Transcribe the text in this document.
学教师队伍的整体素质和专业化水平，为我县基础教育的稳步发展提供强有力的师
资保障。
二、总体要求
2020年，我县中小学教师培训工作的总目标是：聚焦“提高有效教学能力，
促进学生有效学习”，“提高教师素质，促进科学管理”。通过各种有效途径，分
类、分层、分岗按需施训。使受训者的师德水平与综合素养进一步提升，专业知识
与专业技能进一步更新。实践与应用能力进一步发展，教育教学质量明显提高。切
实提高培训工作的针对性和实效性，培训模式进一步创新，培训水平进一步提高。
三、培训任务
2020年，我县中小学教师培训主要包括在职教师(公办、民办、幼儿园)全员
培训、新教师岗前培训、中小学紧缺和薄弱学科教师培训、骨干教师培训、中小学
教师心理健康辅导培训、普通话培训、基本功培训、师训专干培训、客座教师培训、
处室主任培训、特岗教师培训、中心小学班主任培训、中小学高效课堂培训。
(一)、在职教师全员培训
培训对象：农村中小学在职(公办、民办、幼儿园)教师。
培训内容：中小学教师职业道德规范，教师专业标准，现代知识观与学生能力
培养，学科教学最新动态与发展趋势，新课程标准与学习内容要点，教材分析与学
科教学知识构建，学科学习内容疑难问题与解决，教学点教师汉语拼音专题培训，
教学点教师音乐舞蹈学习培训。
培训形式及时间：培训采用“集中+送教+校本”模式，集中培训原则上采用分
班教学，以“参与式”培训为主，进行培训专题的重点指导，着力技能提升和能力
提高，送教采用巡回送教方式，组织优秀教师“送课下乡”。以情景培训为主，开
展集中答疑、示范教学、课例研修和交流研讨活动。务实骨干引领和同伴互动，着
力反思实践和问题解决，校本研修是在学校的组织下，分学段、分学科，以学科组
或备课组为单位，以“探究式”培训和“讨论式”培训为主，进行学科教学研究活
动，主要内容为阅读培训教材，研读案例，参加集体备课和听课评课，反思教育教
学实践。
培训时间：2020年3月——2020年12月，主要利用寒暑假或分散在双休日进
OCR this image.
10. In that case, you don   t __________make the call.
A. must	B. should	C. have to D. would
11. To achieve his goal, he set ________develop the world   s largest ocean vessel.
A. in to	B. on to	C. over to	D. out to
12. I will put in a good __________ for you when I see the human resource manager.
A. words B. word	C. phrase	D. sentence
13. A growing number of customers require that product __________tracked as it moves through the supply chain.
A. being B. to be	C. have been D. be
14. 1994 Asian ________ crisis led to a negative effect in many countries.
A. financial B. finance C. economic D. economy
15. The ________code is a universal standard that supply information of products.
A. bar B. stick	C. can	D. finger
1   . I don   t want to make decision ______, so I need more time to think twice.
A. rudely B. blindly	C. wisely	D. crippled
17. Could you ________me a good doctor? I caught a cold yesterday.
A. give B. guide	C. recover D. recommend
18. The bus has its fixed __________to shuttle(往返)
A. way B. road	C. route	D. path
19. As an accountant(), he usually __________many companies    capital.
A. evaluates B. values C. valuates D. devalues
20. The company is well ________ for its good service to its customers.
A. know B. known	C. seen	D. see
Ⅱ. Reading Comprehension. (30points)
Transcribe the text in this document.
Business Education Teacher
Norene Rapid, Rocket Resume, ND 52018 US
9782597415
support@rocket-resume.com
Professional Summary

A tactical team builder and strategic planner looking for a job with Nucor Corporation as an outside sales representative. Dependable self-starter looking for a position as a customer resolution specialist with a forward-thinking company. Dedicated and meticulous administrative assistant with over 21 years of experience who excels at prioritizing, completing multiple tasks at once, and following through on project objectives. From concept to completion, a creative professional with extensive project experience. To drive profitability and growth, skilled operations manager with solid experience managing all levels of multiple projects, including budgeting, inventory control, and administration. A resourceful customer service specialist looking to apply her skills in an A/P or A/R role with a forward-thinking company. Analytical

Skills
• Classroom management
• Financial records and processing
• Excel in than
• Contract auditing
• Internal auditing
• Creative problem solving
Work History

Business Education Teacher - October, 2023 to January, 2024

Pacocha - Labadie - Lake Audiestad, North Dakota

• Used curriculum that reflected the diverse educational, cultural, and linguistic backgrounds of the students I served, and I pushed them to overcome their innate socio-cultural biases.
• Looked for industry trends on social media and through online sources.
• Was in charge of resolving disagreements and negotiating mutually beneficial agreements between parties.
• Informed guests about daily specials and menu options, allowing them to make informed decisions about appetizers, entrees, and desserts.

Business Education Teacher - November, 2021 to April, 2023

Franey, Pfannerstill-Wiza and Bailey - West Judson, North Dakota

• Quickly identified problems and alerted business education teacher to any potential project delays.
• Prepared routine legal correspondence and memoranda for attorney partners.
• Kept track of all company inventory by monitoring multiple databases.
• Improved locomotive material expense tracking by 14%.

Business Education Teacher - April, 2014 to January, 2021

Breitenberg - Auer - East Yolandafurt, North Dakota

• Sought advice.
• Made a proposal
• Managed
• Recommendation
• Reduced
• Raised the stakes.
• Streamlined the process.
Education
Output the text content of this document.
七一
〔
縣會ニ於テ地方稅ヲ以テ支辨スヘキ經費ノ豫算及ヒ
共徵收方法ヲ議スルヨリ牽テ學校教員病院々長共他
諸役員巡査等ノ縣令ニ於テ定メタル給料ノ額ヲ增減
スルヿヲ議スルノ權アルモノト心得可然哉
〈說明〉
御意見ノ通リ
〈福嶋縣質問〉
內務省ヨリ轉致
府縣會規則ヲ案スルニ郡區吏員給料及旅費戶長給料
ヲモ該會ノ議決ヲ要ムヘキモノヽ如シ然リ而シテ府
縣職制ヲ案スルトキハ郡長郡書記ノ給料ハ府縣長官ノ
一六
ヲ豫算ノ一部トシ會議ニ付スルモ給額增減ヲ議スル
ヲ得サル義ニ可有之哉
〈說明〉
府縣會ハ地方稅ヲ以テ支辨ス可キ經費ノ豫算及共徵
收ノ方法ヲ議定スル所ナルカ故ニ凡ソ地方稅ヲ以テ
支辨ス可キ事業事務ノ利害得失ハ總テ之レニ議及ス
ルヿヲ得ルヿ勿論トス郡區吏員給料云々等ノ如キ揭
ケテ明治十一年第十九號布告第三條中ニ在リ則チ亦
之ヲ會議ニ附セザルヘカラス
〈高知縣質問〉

================================

• What to work on
Scan the material line by line and report each one that contains "this".

• The reply
Transcribe the text in this document.
OCR this image.
Transcribe the text in this document.
Output the text content of this document.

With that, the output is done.